# The problem:
Reproduce all of the listing below without alteration.

start Provided records

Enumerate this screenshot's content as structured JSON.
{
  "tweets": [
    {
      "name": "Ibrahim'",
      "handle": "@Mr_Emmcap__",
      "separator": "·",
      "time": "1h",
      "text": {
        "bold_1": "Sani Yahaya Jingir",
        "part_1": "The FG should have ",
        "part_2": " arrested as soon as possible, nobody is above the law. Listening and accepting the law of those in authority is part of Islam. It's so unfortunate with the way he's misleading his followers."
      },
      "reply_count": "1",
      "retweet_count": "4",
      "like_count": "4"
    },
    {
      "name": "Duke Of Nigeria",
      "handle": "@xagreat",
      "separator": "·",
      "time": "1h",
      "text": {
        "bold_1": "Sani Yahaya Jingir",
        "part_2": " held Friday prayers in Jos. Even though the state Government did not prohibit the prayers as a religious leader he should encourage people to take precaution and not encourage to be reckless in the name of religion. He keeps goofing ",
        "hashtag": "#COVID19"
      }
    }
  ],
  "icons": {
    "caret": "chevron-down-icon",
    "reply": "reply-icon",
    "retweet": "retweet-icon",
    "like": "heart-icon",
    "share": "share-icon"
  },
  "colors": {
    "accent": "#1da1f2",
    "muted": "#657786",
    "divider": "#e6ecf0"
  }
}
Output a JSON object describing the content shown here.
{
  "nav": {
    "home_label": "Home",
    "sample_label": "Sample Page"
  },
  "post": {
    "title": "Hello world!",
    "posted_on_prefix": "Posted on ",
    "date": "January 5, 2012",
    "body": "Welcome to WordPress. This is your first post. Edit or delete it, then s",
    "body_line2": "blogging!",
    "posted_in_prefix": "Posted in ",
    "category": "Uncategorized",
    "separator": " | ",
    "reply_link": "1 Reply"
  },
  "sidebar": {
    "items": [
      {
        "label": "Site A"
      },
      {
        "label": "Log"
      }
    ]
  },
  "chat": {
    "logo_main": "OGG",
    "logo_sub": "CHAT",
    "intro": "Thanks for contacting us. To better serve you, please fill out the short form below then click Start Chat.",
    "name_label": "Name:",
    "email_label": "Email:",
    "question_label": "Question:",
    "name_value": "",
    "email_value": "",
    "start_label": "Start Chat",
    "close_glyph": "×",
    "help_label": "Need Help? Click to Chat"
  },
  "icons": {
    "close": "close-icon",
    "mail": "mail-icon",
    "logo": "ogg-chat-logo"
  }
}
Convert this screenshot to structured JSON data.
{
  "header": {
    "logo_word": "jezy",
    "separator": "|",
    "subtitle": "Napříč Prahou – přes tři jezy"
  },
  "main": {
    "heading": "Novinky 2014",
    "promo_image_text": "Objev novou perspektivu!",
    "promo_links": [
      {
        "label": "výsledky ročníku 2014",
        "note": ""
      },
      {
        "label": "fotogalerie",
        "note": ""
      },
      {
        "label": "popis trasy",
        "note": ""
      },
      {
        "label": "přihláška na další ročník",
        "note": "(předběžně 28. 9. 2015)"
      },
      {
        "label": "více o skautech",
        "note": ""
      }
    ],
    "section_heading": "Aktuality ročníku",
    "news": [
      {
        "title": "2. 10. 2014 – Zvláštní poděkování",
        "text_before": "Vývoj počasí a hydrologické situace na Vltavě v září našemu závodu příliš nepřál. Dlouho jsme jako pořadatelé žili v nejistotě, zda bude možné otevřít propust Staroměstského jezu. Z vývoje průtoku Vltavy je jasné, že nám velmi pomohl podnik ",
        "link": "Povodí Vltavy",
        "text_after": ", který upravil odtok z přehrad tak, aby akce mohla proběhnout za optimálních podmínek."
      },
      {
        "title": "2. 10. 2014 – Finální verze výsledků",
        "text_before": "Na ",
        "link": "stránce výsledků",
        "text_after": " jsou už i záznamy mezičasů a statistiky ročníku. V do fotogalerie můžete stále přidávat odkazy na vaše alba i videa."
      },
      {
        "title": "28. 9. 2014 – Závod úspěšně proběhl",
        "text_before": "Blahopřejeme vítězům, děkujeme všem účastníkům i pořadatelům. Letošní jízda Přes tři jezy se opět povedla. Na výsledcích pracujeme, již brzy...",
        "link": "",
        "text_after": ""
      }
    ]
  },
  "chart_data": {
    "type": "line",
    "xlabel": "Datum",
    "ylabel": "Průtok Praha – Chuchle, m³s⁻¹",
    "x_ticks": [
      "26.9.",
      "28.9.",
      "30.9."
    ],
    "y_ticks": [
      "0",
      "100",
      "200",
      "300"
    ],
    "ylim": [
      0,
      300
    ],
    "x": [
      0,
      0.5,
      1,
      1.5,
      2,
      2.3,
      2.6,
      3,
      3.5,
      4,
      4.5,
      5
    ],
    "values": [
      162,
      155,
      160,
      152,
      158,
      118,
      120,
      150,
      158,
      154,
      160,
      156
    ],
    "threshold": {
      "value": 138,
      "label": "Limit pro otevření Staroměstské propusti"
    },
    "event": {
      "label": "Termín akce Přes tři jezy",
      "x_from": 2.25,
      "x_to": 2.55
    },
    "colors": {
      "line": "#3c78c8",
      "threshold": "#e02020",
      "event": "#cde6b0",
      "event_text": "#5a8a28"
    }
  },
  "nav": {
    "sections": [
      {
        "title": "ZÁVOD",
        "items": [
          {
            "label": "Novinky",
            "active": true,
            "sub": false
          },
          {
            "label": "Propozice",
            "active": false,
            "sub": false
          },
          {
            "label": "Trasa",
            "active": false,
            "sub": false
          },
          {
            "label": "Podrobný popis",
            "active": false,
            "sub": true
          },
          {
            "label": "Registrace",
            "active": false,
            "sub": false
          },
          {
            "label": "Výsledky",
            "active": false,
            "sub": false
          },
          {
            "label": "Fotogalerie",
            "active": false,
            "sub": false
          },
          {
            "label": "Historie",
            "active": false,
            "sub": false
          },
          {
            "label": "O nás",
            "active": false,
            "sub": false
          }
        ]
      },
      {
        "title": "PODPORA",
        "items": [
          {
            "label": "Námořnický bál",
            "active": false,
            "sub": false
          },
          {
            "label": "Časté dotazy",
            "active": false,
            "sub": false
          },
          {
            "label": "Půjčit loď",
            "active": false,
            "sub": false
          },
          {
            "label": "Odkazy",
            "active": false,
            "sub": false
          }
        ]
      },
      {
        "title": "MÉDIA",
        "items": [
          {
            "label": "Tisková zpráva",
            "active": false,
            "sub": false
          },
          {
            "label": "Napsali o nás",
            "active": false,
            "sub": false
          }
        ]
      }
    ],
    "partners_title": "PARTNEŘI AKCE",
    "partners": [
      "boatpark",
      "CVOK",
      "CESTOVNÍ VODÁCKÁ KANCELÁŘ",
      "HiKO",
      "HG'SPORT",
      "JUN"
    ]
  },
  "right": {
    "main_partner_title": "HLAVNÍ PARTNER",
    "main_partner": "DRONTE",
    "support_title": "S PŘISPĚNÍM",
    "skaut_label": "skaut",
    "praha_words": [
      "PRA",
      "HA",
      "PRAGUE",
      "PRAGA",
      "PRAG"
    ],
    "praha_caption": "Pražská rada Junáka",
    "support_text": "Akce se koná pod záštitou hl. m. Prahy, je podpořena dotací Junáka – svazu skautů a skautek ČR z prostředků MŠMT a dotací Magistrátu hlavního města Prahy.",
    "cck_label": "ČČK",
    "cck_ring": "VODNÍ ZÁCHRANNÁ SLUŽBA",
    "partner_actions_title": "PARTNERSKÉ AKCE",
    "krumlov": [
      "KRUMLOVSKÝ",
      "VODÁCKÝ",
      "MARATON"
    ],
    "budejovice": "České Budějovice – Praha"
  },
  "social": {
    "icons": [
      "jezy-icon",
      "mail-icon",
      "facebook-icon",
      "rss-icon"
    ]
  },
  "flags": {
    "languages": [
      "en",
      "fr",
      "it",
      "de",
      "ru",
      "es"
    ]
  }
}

end Provided records

# Completed exercise:
Enumerate this screenshot's content as structured JSON.
{
  "tweets": [
    {
      "name": "Ibrahim'",
      "handle": "@Mr_Emmcap__",
      "separator": "·",
      "time": "1h",
      "text": {
        "bold_1": "Sani Yahaya Jingir",
        "part_1": "The FG should have ",
        "part_2": " arrested as soon as possible, nobody is above the law. Listening and accepting the law of those in authority is part of Islam. It's so unfortunate with the way he's misleading his followers."
      },
      "reply_count": "1",
      "retweet_count": "4",
      "like_count": "4"
    },
    {
      "name": "Duke Of Nigeria",
      "handle": "@xagreat",
      "separator": "·",
      "time": "1h",
      "text": {
        "bold_1": "Sani Yahaya Jingir",
        "part_2": " held Friday prayers in Jos. Even though the state Government did not prohibit the prayers as a religious leader he should encourage people to take precaution and not encourage to be reckless in the name of religion. He keeps goofing ",
        "hashtag": "#COVID19"
      }
    }
  ],
  "icons": {
    "caret": "chevron-down-icon",
    "reply": "reply-icon",
    "retweet": "retweet-icon",
    "like": "heart-icon",
    "share": "share-icon"
  },
  "colors": {
    "accent": "#1da1f2",
    "muted": "#657786",
    "divider": "#e6ecf0"
  }
}
Output a JSON object describing the content shown here.
{
  "nav": {
    "home_label": "Home",
    "sample_label": "Sample Page"
  },
  "post": {
    "title": "Hello world!",
    "posted_on_prefix": "Posted on ",
    "date": "January 5, 2012",
    "body": "Welcome to WordPress. This is your first post. Edit or delete it, then s",
    "body_line2": "blogging!",
    "posted_in_prefix": "Posted in ",
    "category": "Uncategorized",
    "separator": " | ",
    "reply_link": "1 Reply"
  },
  "sidebar": {
    "items": [
      {
        "label": "Site A"
      },
      {
        "label": "Log"
      }
    ]
  },
  "chat": {
    "logo_main": "OGG",
    "logo_sub": "CHAT",
    "intro": "Thanks for contacting us. To better serve you, please fill out the short form below then click Start Chat.",
    "name_label": "Name:",
    "email_label": "Email:",
    "question_label": "Question:",
    "name_value": "",
    "email_value": "",
    "start_label": "Start Chat",
    "close_glyph": "×",
    "help_label": "Need Help? Click to Chat"
  },
  "icons": {
    "close": "close-icon",
    "mail": "mail-icon",
    "logo": "ogg-chat-logo"
  }
}
Convert this screenshot to structured JSON data.
{
  "header": {
    "logo_word": "jezy",
    "separator": "|",
    "subtitle": "Napříč Prahou – přes tři jezy"
  },
  "main": {
    "heading": "Novinky 2014",
    "promo_image_text": "Objev novou perspektivu!",
    "promo_links": [
      {
        "label": "výsledky ročníku 2014",
        "note": ""
      },
      {
        "label": "fotogalerie",
        "note": ""
      },
      {
        "label": "popis trasy",
        "note": ""
      },
      {
        "label": "přihláška na další ročník",
        "note": "(předběžně 28. 9. 2015)"
      },
      {
        "label": "více o skautech",
        "note": ""
      }
    ],
    "section_heading": "Aktuality ročníku",
    "news": [
      {
        "title": "2. 10. 2014 – Zvláštní poděkování",
        "text_before": "Vývoj počasí a hydrologické situace na Vltavě v září našemu závodu příliš nepřál. Dlouho jsme jako pořadatelé žili v nejistotě, zda bude možné otevřít propust Staroměstského jezu. Z vývoje průtoku Vltavy je jasné, že nám velmi pomohl podnik ",
        "link": "Povodí Vltavy",
        "text_after": ", který upravil odtok z přehrad tak, aby akce mohla proběhnout za optimálních podmínek."
      },
      {
        "title": "2. 10. 2014 – Finální verze výsledků",
        "text_before": "Na ",
        "link": "stránce výsledků",
        "text_after": " jsou už i záznamy mezičasů a statistiky ročníku. V do fotogalerie můžete stále přidávat odkazy na vaše alba i videa."
      },
      {
        "title": "28. 9. 2014 – Závod úspěšně proběhl",
        "text_before": "Blahopřejeme vítězům, děkujeme všem účastníkům i pořadatelům. Letošní jízda Přes tři jezy se opět povedla. Na výsledcích pracujeme, již brzy...",
        "link": "",
        "text_after": ""
      }
    ]
  },
  "chart_data": {
    "type": "line",
    "xlabel": "Datum",
    "ylabel": "Průtok Praha – Chuchle, m³s⁻¹",
    "x_ticks": [
      "26.9.",
      "28.9.",
      "30.9."
    ],
    "y_ticks": [
      "0",
      "100",
      "200",
      "300"
    ],
    "ylim": [
      0,
      300
    ],
    "x": [
      0,
      0.5,
      1,
      1.5,
      2,
      2.3,
      2.6,
      3,
      3.5,
      4,
      4.5,
      5
    ],
    "values": [
      162,
      155,
      160,
      152,
      158,
      118,
      120,
      150,
      158,
      154,
      160,
      156
    ],
    "threshold": {
      "value": 138,
      "label": "Limit pro otevření Staroměstské propusti"
    },
    "event": {
      "label": "Termín akce Přes tři jezy",
      "x_from": 2.25,
      "x_to": 2.55
    },
    "colors": {
      "line": "#3c78c8",
      "threshold": "#e02020",
      "event": "#cde6b0",
      "event_text": "#5a8a28"
    }
  },
  "nav": {
    "sections": [
      {
        "title": "ZÁVOD",
        "items": [
          {
            "label": "Novinky",
            "active": true,
            "sub": false
          },
          {
            "label": "Propozice",
            "active": false,
            "sub": false
          },
          {
            "label": "Trasa",
            "active": false,
            "sub": false
          },
          {
            "label": "Podrobný popis",
            "active": false,
            "sub": true
          },
          {
            "label": "Registrace",
            "active": false,
            "sub": false
          },
          {
            "label": "Výsledky",
            "active": false,
            "sub": false
          },
          {
            "label": "Fotogalerie",
            "active": false,
            "sub": false
          },
          {
            "label": "Historie",
            "active": false,
            "sub": false
          },
          {
            "label": "O nás",
            "active": false,
            "sub": false
          }
        ]
      },
      {
        "title": "PODPORA",
        "items": [
          {
            "label": "Námořnický bál",
            "active": false,
            "sub": false
          },
          {
            "label": "Časté dotazy",
            "active": false,
            "sub": false
          },
          {
            "label": "Půjčit loď",
            "active": false,
            "sub": false
          },
          {
            "label": "Odkazy",
            "active": false,
            "sub": false
          }
        ]
      },
      {
        "title": "MÉDIA",
        "items": [
          {
            "label": "Tisková zpráva",
            "active": false,
            "sub": false
          },
          {
            "label": "Napsali o nás",
            "active": false,
            "sub": false
          }
        ]
      }
    ],
    "partners_title": "PARTNEŘI AKCE",
    "partners": [
      "boatpark",
      "CVOK",
      "CESTOVNÍ VODÁCKÁ KANCELÁŘ",
      "HiKO",
      "HG'SPORT",
      "JUN"
    ]
  },
  "right": {
    "main_partner_title": "HLAVNÍ PARTNER",
    "main_partner": "DRONTE",
    "support_title": "S PŘISPĚNÍM",
    "skaut_label": "skaut",
    "praha_words": [
      "PRA",
      "HA",
      "PRAGUE",
      "PRAGA",
      "PRAG"
    ],
    "praha_caption": "Pražská rada Junáka",
    "support_text": "Akce se koná pod záštitou hl. m. Prahy, je podpořena dotací Junáka – svazu skautů a skautek ČR z prostředků MŠMT a dotací Magistrátu hlavního města Prahy.",
    "cck_label": "ČČK",
    "cck_ring": "VODNÍ ZÁCHRANNÁ SLUŽBA",
    "partner_actions_title": "PARTNERSKÉ AKCE",
    "krumlov": [
      "KRUMLOVSKÝ",
      "VODÁCKÝ",
      "MARATON"
    ],
    "budejovice": "České Budějovice – Praha"
  },
  "social": {
    "icons": [
      "jezy-icon",
      "mail-icon",
      "facebook-icon",
      "rss-icon"
    ]
  },
  "flags": {
    "languages": [
      "en",
      "fr",
      "it",
      "de",
      "ru",
      "es"
    ]
  }
}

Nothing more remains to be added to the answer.